Written problem → Pick out the lines containing "Spend".

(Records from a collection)

— start —

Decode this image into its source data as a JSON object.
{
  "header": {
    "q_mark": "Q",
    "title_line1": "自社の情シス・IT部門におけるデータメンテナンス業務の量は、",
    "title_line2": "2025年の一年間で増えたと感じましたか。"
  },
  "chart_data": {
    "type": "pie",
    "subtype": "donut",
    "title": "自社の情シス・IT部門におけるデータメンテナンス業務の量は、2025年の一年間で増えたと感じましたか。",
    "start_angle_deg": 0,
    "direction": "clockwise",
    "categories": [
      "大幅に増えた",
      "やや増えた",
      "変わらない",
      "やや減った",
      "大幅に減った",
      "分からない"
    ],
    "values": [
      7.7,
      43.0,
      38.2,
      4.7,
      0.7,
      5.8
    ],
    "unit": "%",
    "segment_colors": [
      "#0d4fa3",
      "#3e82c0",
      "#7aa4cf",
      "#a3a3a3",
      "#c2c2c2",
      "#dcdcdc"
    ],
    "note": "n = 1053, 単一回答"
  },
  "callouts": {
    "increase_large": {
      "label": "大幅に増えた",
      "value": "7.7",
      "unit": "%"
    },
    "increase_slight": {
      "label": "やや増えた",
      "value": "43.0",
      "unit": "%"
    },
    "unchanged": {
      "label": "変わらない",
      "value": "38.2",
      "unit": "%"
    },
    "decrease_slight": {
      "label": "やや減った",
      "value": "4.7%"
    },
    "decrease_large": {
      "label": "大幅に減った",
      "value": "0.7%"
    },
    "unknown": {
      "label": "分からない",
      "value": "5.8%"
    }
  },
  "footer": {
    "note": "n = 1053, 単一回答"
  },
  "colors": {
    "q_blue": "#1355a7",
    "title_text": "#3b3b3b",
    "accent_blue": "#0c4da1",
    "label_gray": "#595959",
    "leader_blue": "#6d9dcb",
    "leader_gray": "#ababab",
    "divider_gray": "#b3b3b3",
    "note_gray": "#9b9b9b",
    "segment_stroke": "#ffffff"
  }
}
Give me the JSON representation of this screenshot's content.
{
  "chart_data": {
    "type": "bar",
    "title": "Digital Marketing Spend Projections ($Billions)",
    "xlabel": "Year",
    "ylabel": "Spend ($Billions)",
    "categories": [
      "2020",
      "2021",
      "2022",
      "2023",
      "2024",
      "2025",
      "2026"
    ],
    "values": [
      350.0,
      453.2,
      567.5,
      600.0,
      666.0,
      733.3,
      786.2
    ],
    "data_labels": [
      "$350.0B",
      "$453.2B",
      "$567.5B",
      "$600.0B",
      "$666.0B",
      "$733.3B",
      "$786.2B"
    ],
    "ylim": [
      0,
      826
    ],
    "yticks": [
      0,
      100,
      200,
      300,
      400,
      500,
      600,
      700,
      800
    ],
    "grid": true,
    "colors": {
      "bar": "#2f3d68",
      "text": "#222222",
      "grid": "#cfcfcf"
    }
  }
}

— end —

Final result →
    "title": "Digital Marketing Spend Projections ($Billions)",
    "ylabel": "Spend ($Billions)",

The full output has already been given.